WHAT IS ASKED - Go through the listing and return every line with "antes" in it.

Extracted data entries -
--

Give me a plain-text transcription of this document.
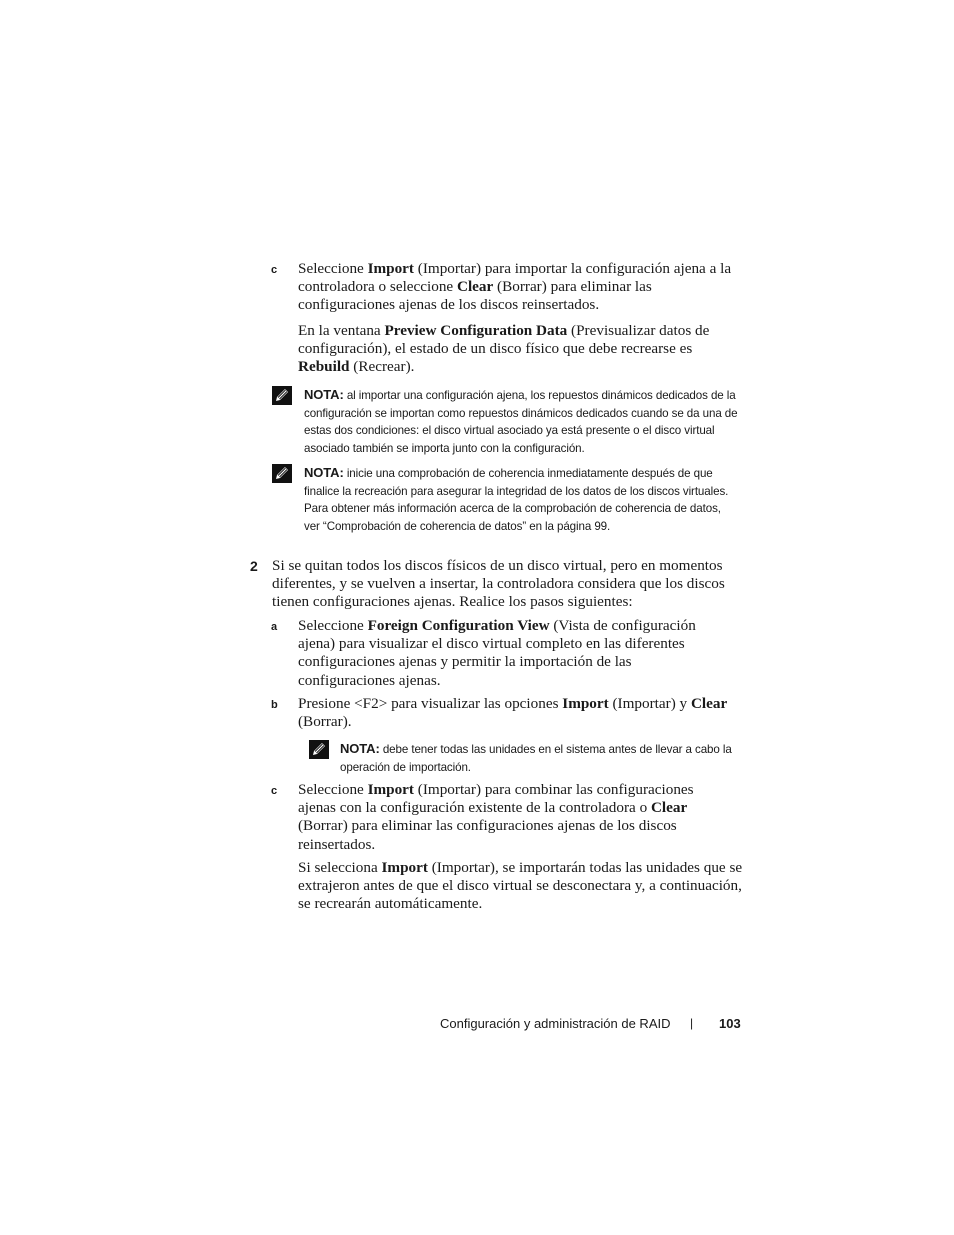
c Seleccione Import (Importar) para importar la configuración ajena a la controladora o seleccione Clear (Borrar) para eliminar las configuraciones ajenas de los discos reinsertados.

En la ventana Preview Configuration Data (Previsualizar datos de configuración), el estado de un disco físico que debe recrearse es Rebuild (Recrear).

NOTA: al importar una configuración ajena, los repuestos dinámicos dedicados de la configuración se importan como repuestos dinámicos dedicados cuando se da una de estas dos condiciones: el disco virtual asociado ya está presente o el disco virtual asociado también se importa junto con la configuración.

NOTA: inicie una comprobación de coherencia inmediatamente después de que finalice la recreación para asegurar la integridad de los datos de los discos virtuales. Para obtener más información acerca de la comprobación de coherencia de datos, ver “Comprobación de coherencia de datos” en la página 99.

2 Si se quitan todos los discos físicos de un disco virtual, pero en momentos diferentes, y se vuelven a insertar, la controladora considera que los discos tienen configuraciones ajenas. Realice los pasos siguientes:

a Seleccione Foreign Configuration View (Vista de configuración ajena) para visualizar el disco virtual completo en las diferentes configuraciones ajenas y permitir la importación de las configuraciones ajenas.

b Presione <F2> para visualizar las opciones Import (Importar) y Clear (Borrar).

NOTA: debe tener todas las unidades en el sistema antes de llevar a cabo la operación de importación.

c Seleccione Import (Importar) para combinar las configuraciones ajenas con la configuración existente de la controladora o Clear (Borrar) para eliminar las configuraciones ajenas de los discos reinsertados.

Si selecciona Import (Importar), se importarán todas las unidades que se extrajeron antes de que el disco virtual se desconectara y, a continuación, se recrearán automáticamente.

Configuración y administración de RAID | 103
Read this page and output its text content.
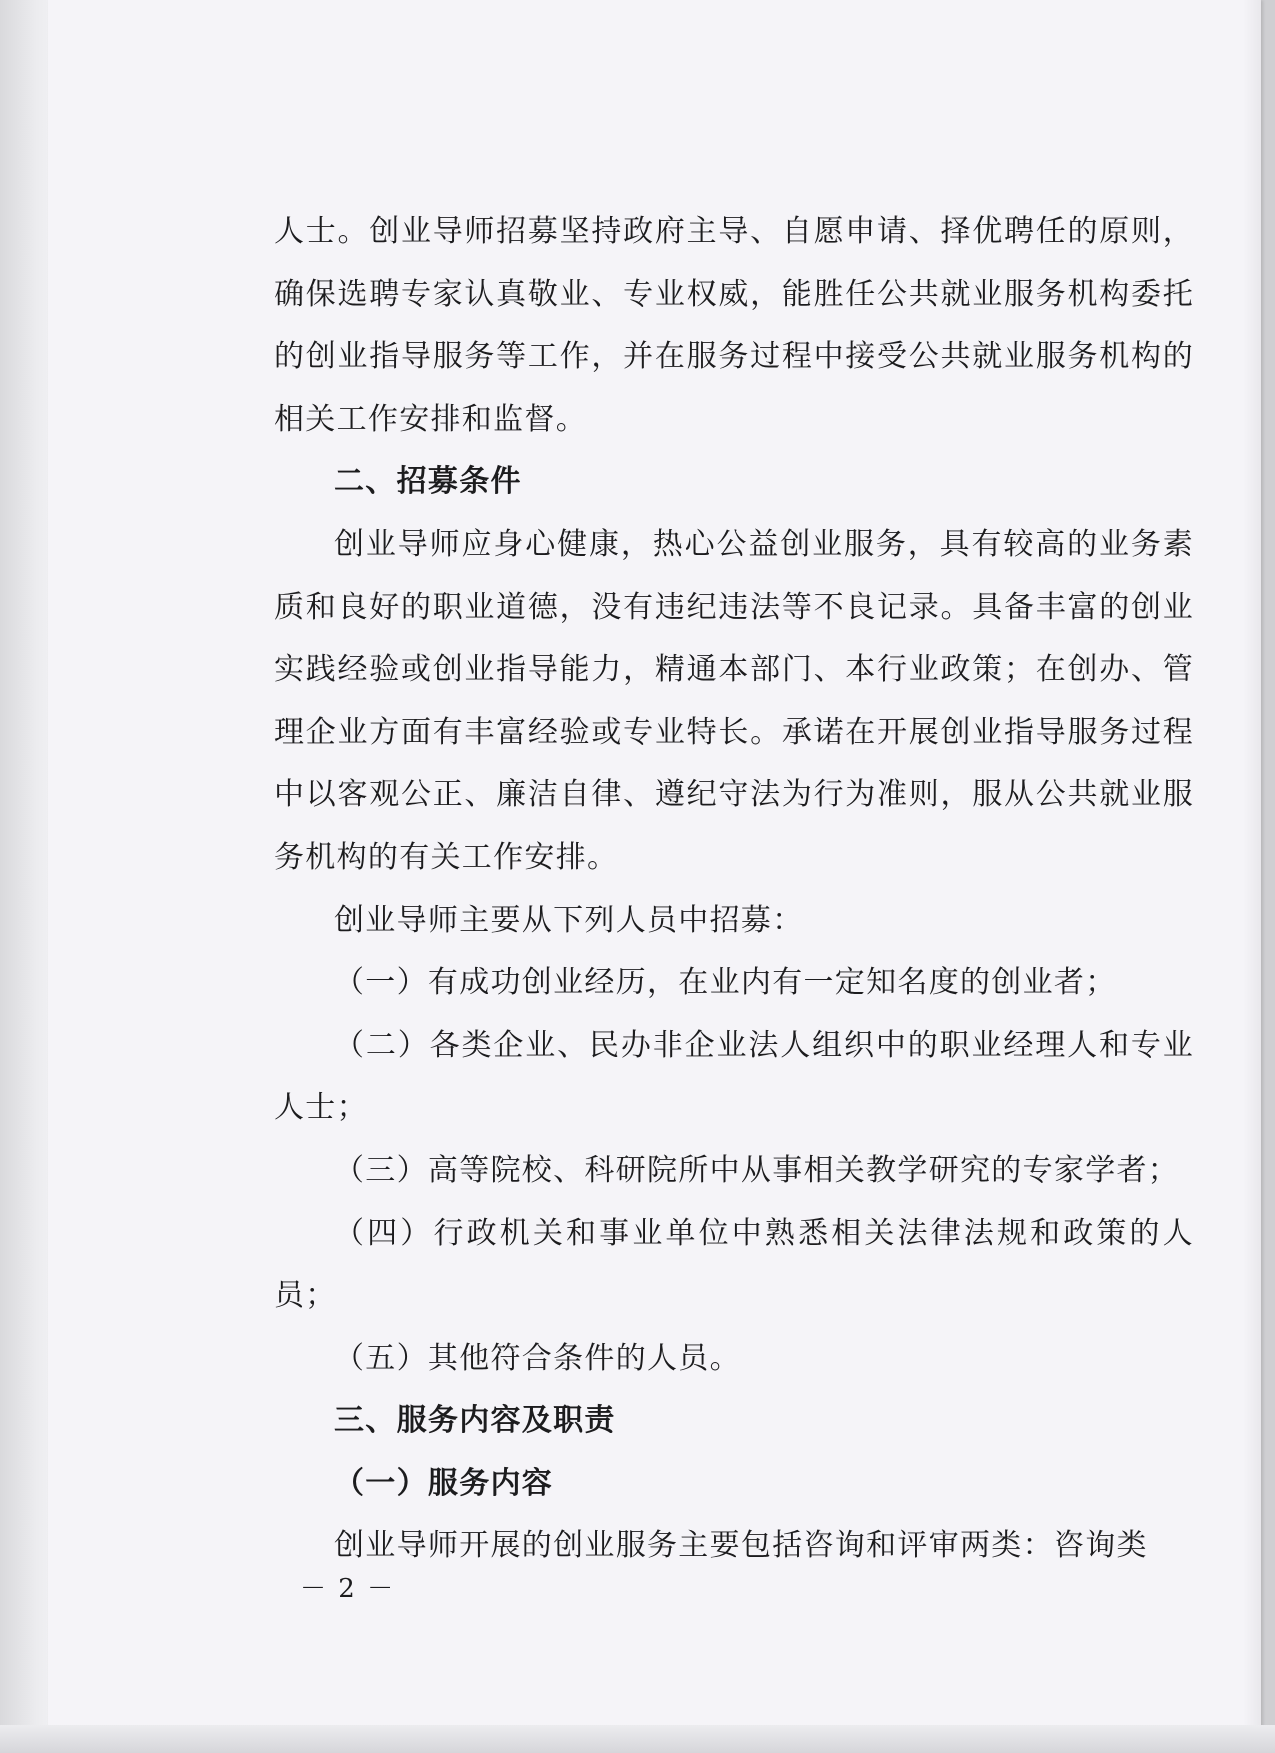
人士。创业导师招募坚持政府主导、自愿申请、择优聘任的原则，确保选聘专家认真敬业、专业权威，能胜任公共就业服务机构委托的创业指导服务等工作，并在服务过程中接受公共就业服务机构的相关工作安排和监督。

二、招募条件

创业导师应身心健康，热心公益创业服务，具有较高的业务素质和良好的职业道德，没有违纪违法等不良记录。具备丰富的创业实践经验或创业指导能力，精通本部门、本行业政策；在创办、管理企业方面有丰富经验或专业特长。承诺在开展创业指导服务过程中以客观公正、廉洁自律、遵纪守法为行为准则，服从公共就业服务机构的有关工作安排。

创业导师主要从下列人员中招募：

（一）有成功创业经历，在业内有一定知名度的创业者；

（二）各类企业、民办非企业法人组织中的职业经理人和专业人士；

（三）高等院校、科研院所中从事相关教学研究的专家学者；

（四）行政机关和事业单位中熟悉相关法律法规和政策的人员；

（五）其他符合条件的人员。

三、服务内容及职责
（一）服务内容

创业导师开展的创业服务主要包括咨询和评审两类：咨询类

－ 2 －
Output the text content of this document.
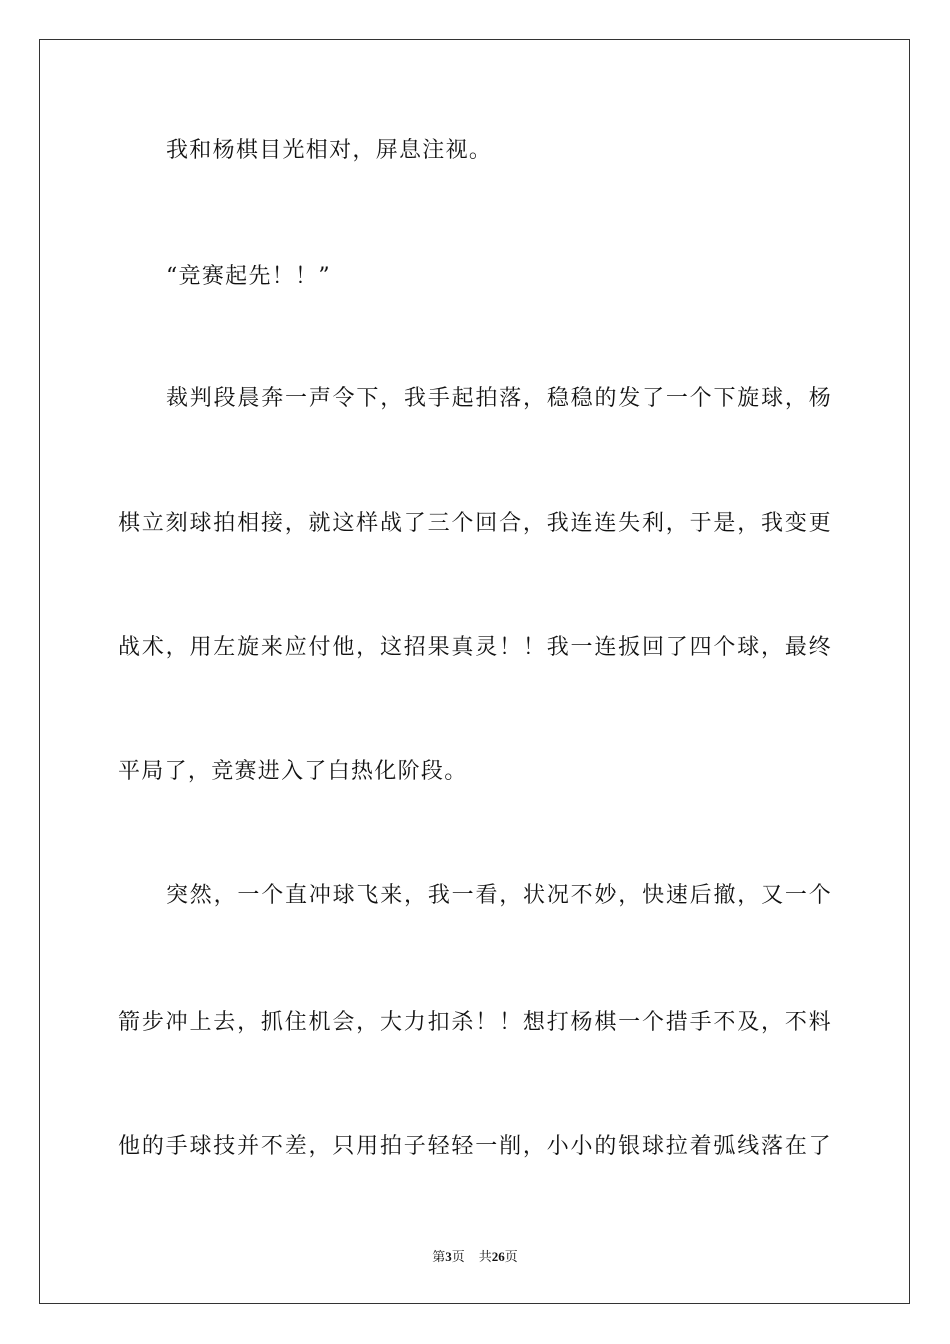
我和杨棋目光相对，屏息注视。
“竞赛起先！！”
裁判段晨奔一声令下，我手起拍落，稳稳的发了一个下旋球，杨
棋立刻球拍相接，就这样战了三个回合，我连连失利，于是，我变更
战术，用左旋来应付他，这招果真灵！！我一连扳回了四个球，最终
平局了，竞赛进入了白热化阶段。
突然，一个直冲球飞来，我一看，状况不妙，快速后撤，又一个
箭步冲上去，抓住机会，大力扣杀！！想打杨棋一个措手不及，不料
他的手球技并不差，只用拍子轻轻一削，小小的银球拉着弧线落在了
第3页 共26页
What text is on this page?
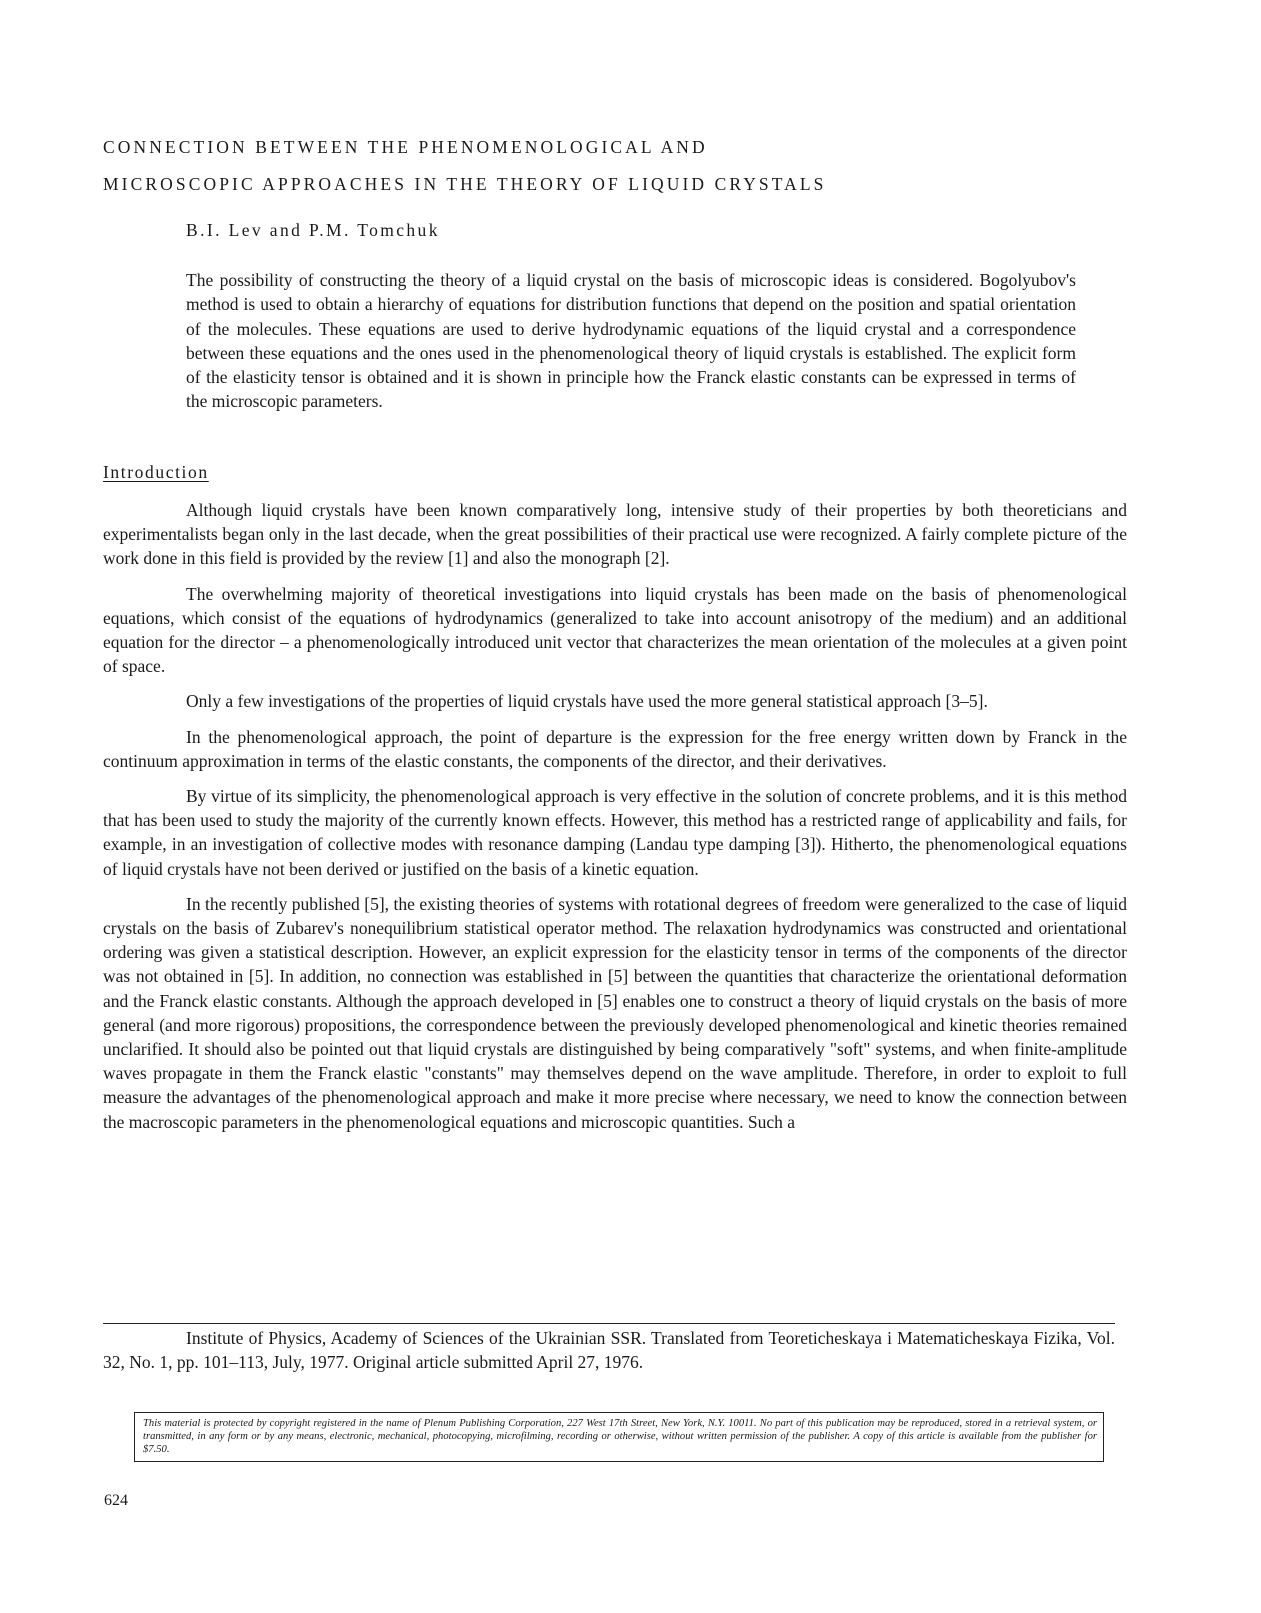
CONNECTION BETWEEN THE PHENOMENOLOGICAL AND
MICROSCOPIC APPROACHES IN THE THEORY OF LIQUID CRYSTALS
B.I. Lev and P.M. Tomchuk

The possibility of constructing the theory of a liquid crystal on the basis of microscopic ideas is considered. Bogolyubov's method is used to obtain a hierarchy of equations for distribution functions that depend on the position and spatial orientation of the molecules. These equations are used to derive hydrodynamic equations of the liquid crystal and a correspondence between these equations and the ones used in the phenomenological theory of liquid crystals is established. The explicit form of the elasticity tensor is obtained and it is shown in principle how the Franck elastic constants can be expressed in terms of the microscopic parameters.

Introduction

Although liquid crystals have been known comparatively long, intensive study of their properties by both theoreticians and experimentalists began only in the last decade, when the great possibilities of their practical use were recognized. A fairly complete picture of the work done in this field is provided by the review [1] and also the monograph [2].

The overwhelming majority of theoretical investigations into liquid crystals has been made on the basis of phenomenological equations, which consist of the equations of hydrodynamics (generalized to take into account anisotropy of the medium) and an additional equation for the director – a phenomenologically introduced unit vector that characterizes the mean orientation of the molecules at a given point of space.

Only a few investigations of the properties of liquid crystals have used the more general statistical approach [3–5].

In the phenomenological approach, the point of departure is the expression for the free energy written down by Franck in the continuum approximation in terms of the elastic constants, the components of the director, and their derivatives.

By virtue of its simplicity, the phenomenological approach is very effective in the solution of concrete problems, and it is this method that has been used to study the majority of the currently known effects. However, this method has a restricted range of applicability and fails, for example, in an investigation of collective modes with resonance damping (Landau type damping [3]). Hitherto, the phenomenological equations of liquid crystals have not been derived or justified on the basis of a kinetic equation.

In the recently published [5], the existing theories of systems with rotational degrees of freedom were generalized to the case of liquid crystals on the basis of Zubarev's nonequilibrium statistical operator method. The relaxation hydrodynamics was constructed and orientational ordering was given a statistical description. However, an explicit expression for the elasticity tensor in terms of the components of the director was not obtained in [5]. In addition, no connection was established in [5] between the quantities that characterize the orientational deformation and the Franck elastic constants. Although the approach developed in [5] enables one to construct a theory of liquid crystals on the basis of more general (and more rigorous) propositions, the correspondence between the previously developed phenomenological and kinetic theories remained unclarified. It should also be pointed out that liquid crystals are distinguished by being comparatively "soft" systems, and when finite-amplitude waves propagate in them the Franck elastic "constants" may themselves depend on the wave amplitude. Therefore, in order to exploit to full measure the advantages of the phenomenological approach and make it more precise where necessary, we need to know the connection between the macroscopic parameters in the phenomenological equations and microscopic quantities. Such a

Institute of Physics, Academy of Sciences of the Ukrainian SSR. Translated from Teoreticheskaya i Matematicheskaya Fizika, Vol. 32, No. 1, pp. 101–113, July, 1977. Original article submitted April 27, 1976.

This material is protected by copyright registered in the name of Plenum Publishing Corporation, 227 West 17th Street, New York, N.Y. 10011. No part of this publication may be reproduced, stored in a retrieval system, or transmitted, in any form or by any means, electronic, mechanical, photocopying, microfilming, recording or otherwise, without written permission of the publisher. A copy of this article is available from the publisher for $7.50.
624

--

THE RESPONSE -
NOTA: debe tener todas las unidades en el sistema antes de llevar a cabo la operación de importación.
Si selecciona Import (Importar), se importarán todas las unidades que se extrajeron antes de que el disco virtual se desconectara y, a continuación, se recrearán automáticamente.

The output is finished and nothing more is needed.